> Written request:
Omit every picture, then give all the entries again exactly.
####################
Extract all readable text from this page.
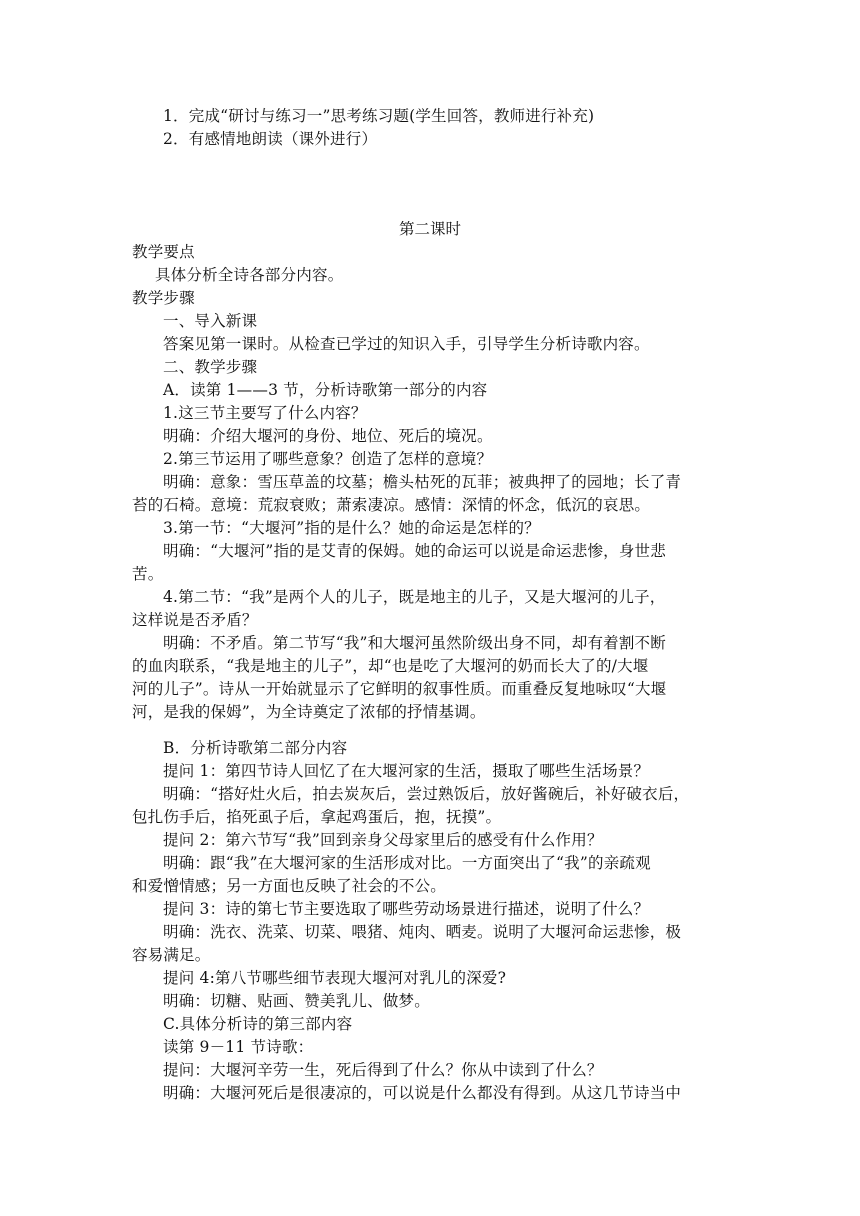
1．完成“研讨与练习一”思考练习题(学生回答，教师进行补充)
2．有感情地朗读（课外进行）
第二课时
教学要点
具体分析全诗各部分内容。
教学步骤
一、导入新课
答案见第一课时。从检查已学过的知识入手，引导学生分析诗歌内容。
二、教学步骤
A．读第 1——3 节，分析诗歌第一部分的内容
1.这三节主要写了什么内容？
明确：介绍大堰河的身份、地位、死后的境况。
2.第三节运用了哪些意象？创造了怎样的意境？
明确：意象：雪压草盖的坟墓；檐头枯死的瓦菲；被典押了的园地；长了青
苔的石椅。意境：荒寂衰败；萧索凄凉。感情：深情的怀念，低沉的哀思。
3.第一节：“大堰河”指的是什么？她的命运是怎样的？
明确：“大堰河”指的是艾青的保姆。她的命运可以说是命运悲惨，身世悲
苦。
4.第二节：“我”是两个人的儿子，既是地主的儿子，又是大堰河的儿子，
这样说是否矛盾？
明确：不矛盾。第二节写“我”和大堰河虽然阶级出身不同，却有着割不断
的血肉联系，“我是地主的儿子”，却“也是吃了大堰河的奶而长大了的/大堰
河的儿子”。诗从一开始就显示了它鲜明的叙事性质。而重叠反复地咏叹“大堰
河，是我的保姆”，为全诗奠定了浓郁的抒情基调。
B．分析诗歌第二部分内容
提问 1：第四节诗人回忆了在大堰河家的生活，摄取了哪些生活场景？
明确：“搭好灶火后，拍去炭灰后，尝过熟饭后，放好酱碗后，补好破衣后，
包扎伤手后，掐死虱子后，拿起鸡蛋后，抱，抚摸”。
提问 2：第六节写“我”回到亲身父母家里后的感受有什么作用？
明确：跟“我”在大堰河家的生活形成对比。一方面突出了“我”的亲疏观
和爱憎情感；另一方面也反映了社会的不公。
提问 3：诗的第七节主要选取了哪些劳动场景进行描述，说明了什么？
明确：洗衣、洗菜、切菜、喂猪、炖肉、晒麦。说明了大堰河命运悲惨，极
容易满足。
提问 4:第八节哪些细节表现大堰河对乳儿的深爱?
明确：切糖、贴画、赞美乳儿、做梦。
C.具体分析诗的第三部内容
读第 9－11 节诗歌：
提问：大堰河辛劳一生，死后得到了什么？你从中读到了什么？
明确：大堰河死后是很凄凉的，可以说是什么都没有得到。从这几节诗当中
####################
> Task output:
Extract all readable text from this page.
1．完成“研讨与练习一”思考练习题(学生回答，教师进行补充)
2．有感情地朗读（课外进行）
第二课时
教学要点
具体分析全诗各部分内容。
教学步骤
一、导入新课
答案见第一课时。从检查已学过的知识入手，引导学生分析诗歌内容。
二、教学步骤
A．读第 1——3 节，分析诗歌第一部分的内容
1.这三节主要写了什么内容？
明确：介绍大堰河的身份、地位、死后的境况。
2.第三节运用了哪些意象？创造了怎样的意境？
明确：意象：雪压草盖的坟墓；檐头枯死的瓦菲；被典押了的园地；长了青
苔的石椅。意境：荒寂衰败；萧索凄凉。感情：深情的怀念，低沉的哀思。
3.第一节：“大堰河”指的是什么？她的命运是怎样的？
明确：“大堰河”指的是艾青的保姆。她的命运可以说是命运悲惨，身世悲
苦。
4.第二节：“我”是两个人的儿子，既是地主的儿子，又是大堰河的儿子，
这样说是否矛盾？
明确：不矛盾。第二节写“我”和大堰河虽然阶级出身不同，却有着割不断
的血肉联系，“我是地主的儿子”，却“也是吃了大堰河的奶而长大了的/大堰
河的儿子”。诗从一开始就显示了它鲜明的叙事性质。而重叠反复地咏叹“大堰
河，是我的保姆”，为全诗奠定了浓郁的抒情基调。
B．分析诗歌第二部分内容
提问 1：第四节诗人回忆了在大堰河家的生活，摄取了哪些生活场景？
明确：“搭好灶火后，拍去炭灰后，尝过熟饭后，放好酱碗后，补好破衣后，
包扎伤手后，掐死虱子后，拿起鸡蛋后，抱，抚摸”。
提问 2：第六节写“我”回到亲身父母家里后的感受有什么作用？
明确：跟“我”在大堰河家的生活形成对比。一方面突出了“我”的亲疏观
和爱憎情感；另一方面也反映了社会的不公。
提问 3：诗的第七节主要选取了哪些劳动场景进行描述，说明了什么？
明确：洗衣、洗菜、切菜、喂猪、炖肉、晒麦。说明了大堰河命运悲惨，极
容易满足。
提问 4:第八节哪些细节表现大堰河对乳儿的深爱?
明确：切糖、贴画、赞美乳儿、做梦。
C.具体分析诗的第三部内容
读第 9－11 节诗歌：
提问：大堰河辛劳一生，死后得到了什么？你从中读到了什么？
明确：大堰河死后是很凄凉的，可以说是什么都没有得到。从这几节诗当中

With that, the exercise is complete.